• DIRECTION: Only the pictures stay out; every record is to be quoted exactly.

• INPUT DATA:
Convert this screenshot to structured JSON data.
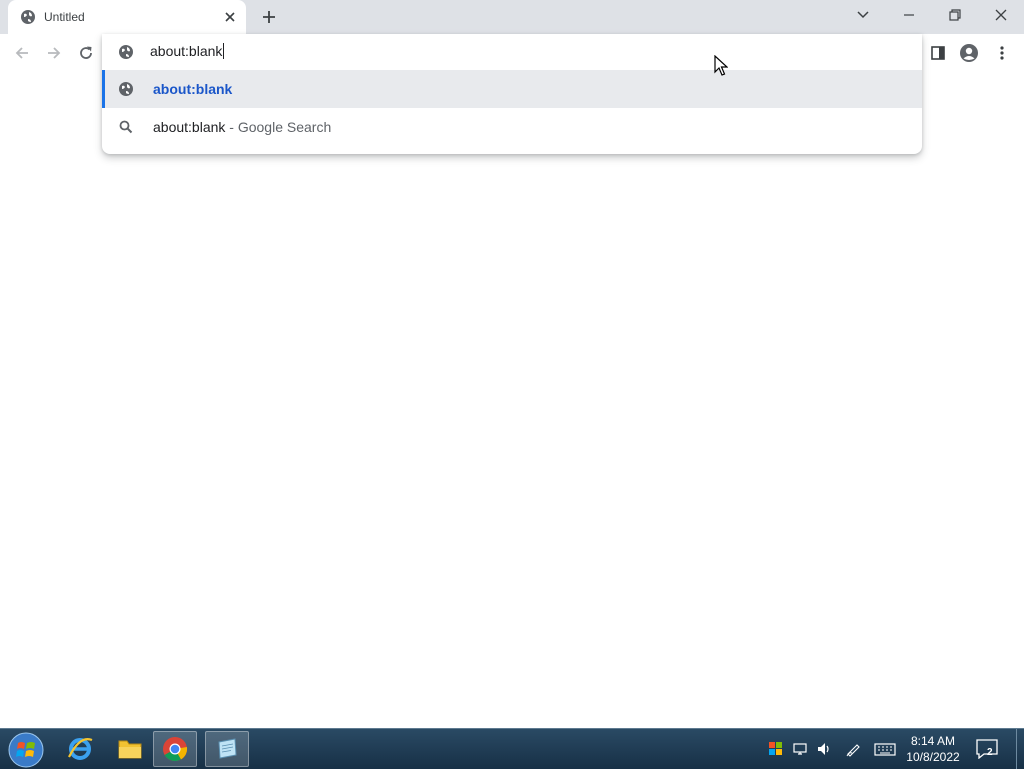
{
  "browser": {
    "tab": {
      "title": "Untitled",
      "favicon": "globe-icon",
      "close_icon": "close-icon"
    },
    "new_tab_icon": "plus-icon",
    "window_controls": [
      "tab-search-icon",
      "minimize-icon",
      "restore-icon",
      "close-icon"
    ],
    "nav": [
      "back-icon",
      "forward-icon",
      "reload-icon"
    ],
    "omnibox": {
      "value": "about:blank",
      "suggestions": [
        {
          "text": "about:blank",
          "suffix": "",
          "icon": "globe-icon",
          "selected": true
        },
        {
          "text": "about:blank",
          "suffix": " - Google Search",
          "icon": "search-icon",
          "selected": false
        }
      ]
    },
    "right_toolbar": [
      "side-panel-icon",
      "profile-icon",
      "menu-icon"
    ]
  },
  "taskbar": {
    "apps": [
      "internet-explorer-icon",
      "file-explorer-icon",
      "chrome-icon",
      "notepad-icon"
    ],
    "tray": [
      "shield-icon",
      "network-icon",
      "volume-icon",
      "pen-icon",
      "keyboard-icon"
    ],
    "clock": {
      "time": "8:14 AM",
      "date": "10/8/2022"
    },
    "notifications": {
      "count": "2"
    }
  },
  "colors": {
    "titlebar": "#dee1e6",
    "accent": "#1a73e8",
    "taskbar": "#1f3a52"
  }
}
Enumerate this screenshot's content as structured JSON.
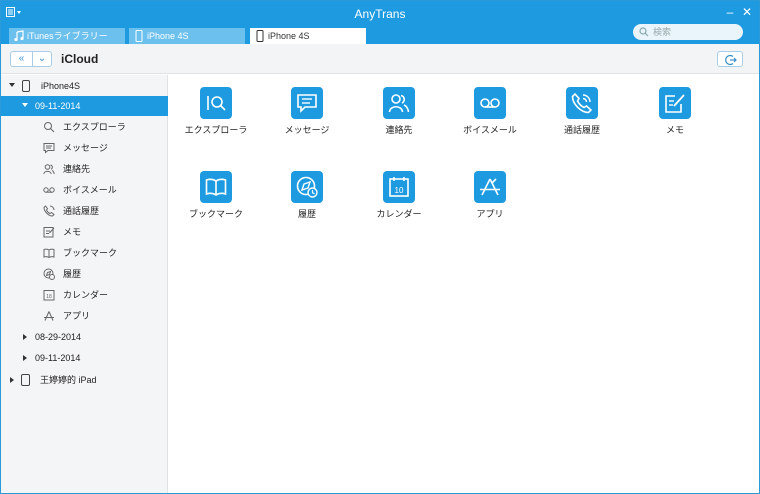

• EXERCISE SOLUTION:
Convert this screenshot to structured JSON data.
{
  "browser": {
    "tab": {
      "title": "Untitled",
      "favicon": "globe-icon",
      "close_icon": "close-icon"
    },
    "new_tab_icon": "plus-icon",
    "window_controls": [
      "tab-search-icon",
      "minimize-icon",
      "restore-icon",
      "close-icon"
    ],
    "nav": [
      "back-icon",
      "forward-icon",
      "reload-icon"
    ],
    "omnibox": {
      "value": "about:blank",
      "suggestions": [
        {
          "text": "about:blank",
          "suffix": "",
          "icon": "globe-icon",
          "selected": true
        },
        {
          "text": "about:blank",
          "suffix": " - Google Search",
          "icon": "search-icon",
          "selected": false
        }
      ]
    },
    "right_toolbar": [
      "side-panel-icon",
      "profile-icon",
      "menu-icon"
    ]
  },
  "taskbar": {
    "apps": [
      "internet-explorer-icon",
      "file-explorer-icon",
      "chrome-icon",
      "notepad-icon"
    ],
    "tray": [
      "shield-icon",
      "network-icon",
      "volume-icon",
      "pen-icon",
      "keyboard-icon"
    ],
    "clock": {
      "time": "8:14 AM",
      "date": "10/8/2022"
    },
    "notifications": {
      "count": "2"
    }
  },
  "colors": {
    "titlebar": "#dee1e6",
    "accent": "#1a73e8",
    "taskbar": "#1f3a52"
  }
}
Enumerate this screenshot's content as structured JSON.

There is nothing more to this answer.